In the records below, find the line containing "Type out the text in this image.". Output it and every line after it to the end, unchanged, with no pictures.

▶ _Data entries_:
---*---

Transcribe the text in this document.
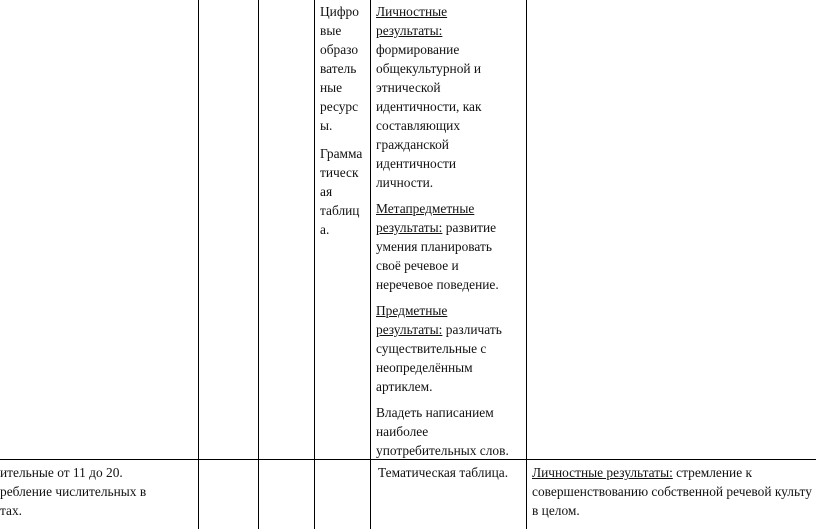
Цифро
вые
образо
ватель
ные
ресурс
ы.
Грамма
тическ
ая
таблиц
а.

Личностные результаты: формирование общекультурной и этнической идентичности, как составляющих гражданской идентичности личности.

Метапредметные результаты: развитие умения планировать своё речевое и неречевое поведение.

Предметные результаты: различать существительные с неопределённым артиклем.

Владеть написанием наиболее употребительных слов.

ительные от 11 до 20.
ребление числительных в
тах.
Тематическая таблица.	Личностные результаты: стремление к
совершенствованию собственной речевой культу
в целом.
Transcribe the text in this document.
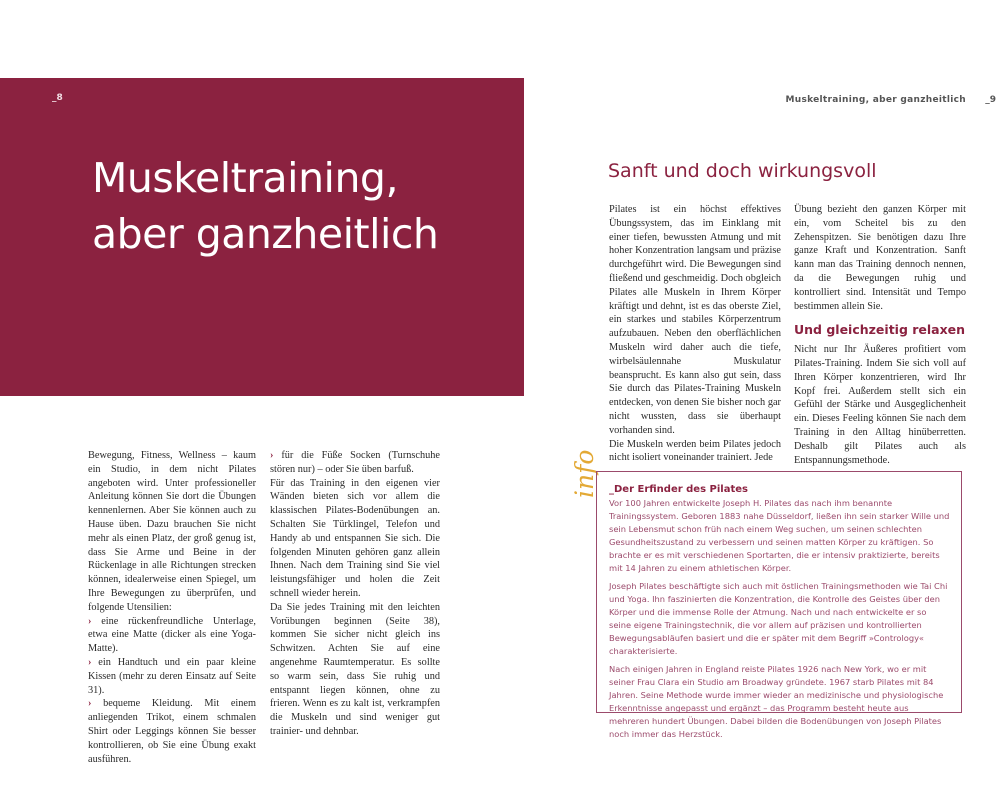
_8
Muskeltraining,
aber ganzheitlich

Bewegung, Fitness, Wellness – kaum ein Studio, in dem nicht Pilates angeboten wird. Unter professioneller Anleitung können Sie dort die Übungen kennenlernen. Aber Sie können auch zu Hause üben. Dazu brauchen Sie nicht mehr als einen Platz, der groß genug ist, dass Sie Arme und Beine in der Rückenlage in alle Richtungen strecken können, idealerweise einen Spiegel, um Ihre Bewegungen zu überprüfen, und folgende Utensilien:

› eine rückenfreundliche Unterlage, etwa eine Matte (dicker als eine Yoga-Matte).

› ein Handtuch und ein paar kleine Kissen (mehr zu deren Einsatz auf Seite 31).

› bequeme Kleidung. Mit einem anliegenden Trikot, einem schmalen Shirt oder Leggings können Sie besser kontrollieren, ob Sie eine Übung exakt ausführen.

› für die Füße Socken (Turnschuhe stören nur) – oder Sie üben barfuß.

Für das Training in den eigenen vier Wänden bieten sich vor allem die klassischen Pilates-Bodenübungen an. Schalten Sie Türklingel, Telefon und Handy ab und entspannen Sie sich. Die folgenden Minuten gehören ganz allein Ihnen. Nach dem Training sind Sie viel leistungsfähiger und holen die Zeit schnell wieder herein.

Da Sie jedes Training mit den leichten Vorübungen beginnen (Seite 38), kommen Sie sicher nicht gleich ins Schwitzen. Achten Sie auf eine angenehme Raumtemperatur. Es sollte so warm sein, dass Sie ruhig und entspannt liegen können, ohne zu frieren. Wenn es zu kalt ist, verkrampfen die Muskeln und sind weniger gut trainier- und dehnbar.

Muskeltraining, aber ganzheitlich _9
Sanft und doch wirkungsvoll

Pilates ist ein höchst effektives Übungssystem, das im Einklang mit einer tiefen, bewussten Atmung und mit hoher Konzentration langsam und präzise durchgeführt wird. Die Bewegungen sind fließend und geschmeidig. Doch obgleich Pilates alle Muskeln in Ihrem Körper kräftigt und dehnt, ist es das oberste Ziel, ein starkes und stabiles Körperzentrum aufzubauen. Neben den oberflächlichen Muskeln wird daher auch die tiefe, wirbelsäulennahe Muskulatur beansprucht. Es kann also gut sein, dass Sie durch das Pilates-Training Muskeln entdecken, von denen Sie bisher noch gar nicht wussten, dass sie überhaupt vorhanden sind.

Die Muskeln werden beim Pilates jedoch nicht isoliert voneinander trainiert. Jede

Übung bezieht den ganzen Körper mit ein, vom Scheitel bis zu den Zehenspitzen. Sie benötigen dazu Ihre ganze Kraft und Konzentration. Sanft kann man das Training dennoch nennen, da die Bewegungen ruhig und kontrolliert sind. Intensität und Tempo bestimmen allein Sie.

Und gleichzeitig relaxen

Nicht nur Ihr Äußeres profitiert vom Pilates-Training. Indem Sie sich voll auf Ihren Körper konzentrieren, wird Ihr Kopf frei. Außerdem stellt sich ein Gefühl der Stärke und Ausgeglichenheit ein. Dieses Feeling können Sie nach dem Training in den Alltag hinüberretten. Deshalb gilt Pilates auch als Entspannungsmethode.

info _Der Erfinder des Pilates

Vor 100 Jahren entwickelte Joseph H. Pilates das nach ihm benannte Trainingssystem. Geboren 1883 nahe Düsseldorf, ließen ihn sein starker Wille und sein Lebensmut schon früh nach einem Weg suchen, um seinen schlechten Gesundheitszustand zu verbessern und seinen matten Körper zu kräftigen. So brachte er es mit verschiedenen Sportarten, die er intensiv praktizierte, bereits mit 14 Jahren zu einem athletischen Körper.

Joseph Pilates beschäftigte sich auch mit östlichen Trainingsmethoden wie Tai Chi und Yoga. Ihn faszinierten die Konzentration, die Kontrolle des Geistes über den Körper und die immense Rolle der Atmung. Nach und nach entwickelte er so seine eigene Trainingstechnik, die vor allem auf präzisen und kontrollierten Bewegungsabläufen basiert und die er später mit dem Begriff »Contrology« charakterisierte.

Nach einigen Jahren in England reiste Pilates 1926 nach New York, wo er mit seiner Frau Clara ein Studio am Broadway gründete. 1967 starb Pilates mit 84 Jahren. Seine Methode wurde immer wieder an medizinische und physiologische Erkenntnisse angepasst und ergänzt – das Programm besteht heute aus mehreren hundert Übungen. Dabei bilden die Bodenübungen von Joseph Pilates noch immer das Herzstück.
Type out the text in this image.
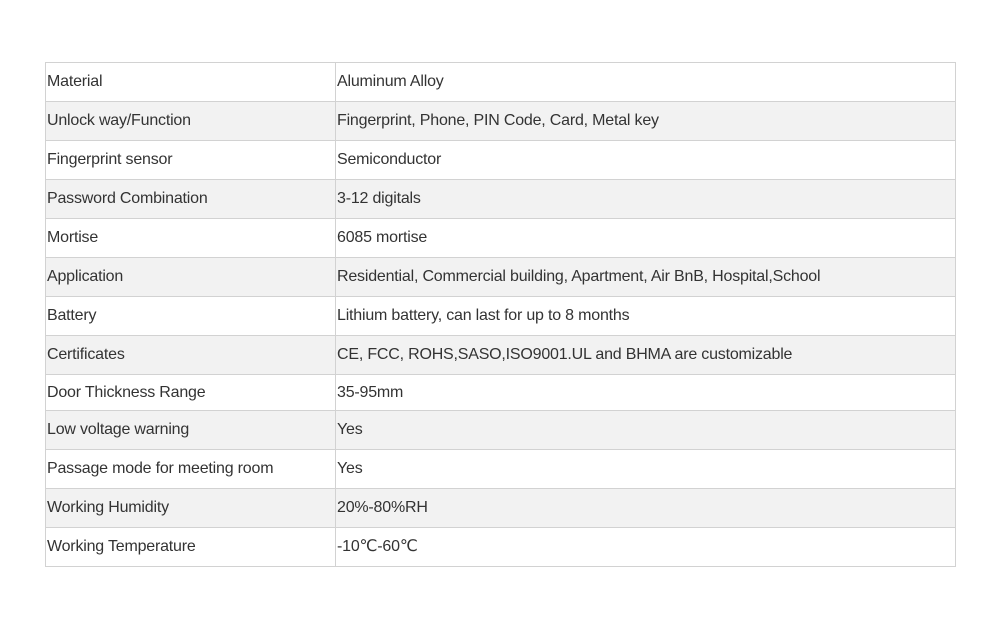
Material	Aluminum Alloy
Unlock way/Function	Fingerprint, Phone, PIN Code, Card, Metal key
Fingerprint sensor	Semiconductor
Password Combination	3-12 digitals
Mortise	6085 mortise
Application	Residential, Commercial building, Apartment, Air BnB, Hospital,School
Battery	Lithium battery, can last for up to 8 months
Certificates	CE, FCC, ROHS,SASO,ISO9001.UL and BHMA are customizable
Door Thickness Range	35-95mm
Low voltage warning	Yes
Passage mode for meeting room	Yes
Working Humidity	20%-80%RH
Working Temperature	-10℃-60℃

---*---

▶ _Result for this exercise_:
Type out the text in this image.
Material	Aluminum Alloy
Unlock way/Function	Fingerprint, Phone, PIN Code, Card, Metal key
Fingerprint sensor	Semiconductor
Password Combination	3-12 digitals
Mortise	6085 mortise
Application	Residential, Commercial building, Apartment, Air BnB, Hospital,School
Battery	Lithium battery, can last for up to 8 months
Certificates	CE, FCC, ROHS,SASO,ISO9001.UL and BHMA are customizable
Door Thickness Range	35-95mm
Low voltage warning	Yes
Passage mode for meeting room	Yes
Working Humidity	20%-80%RH
Working Temperature	-10℃-60℃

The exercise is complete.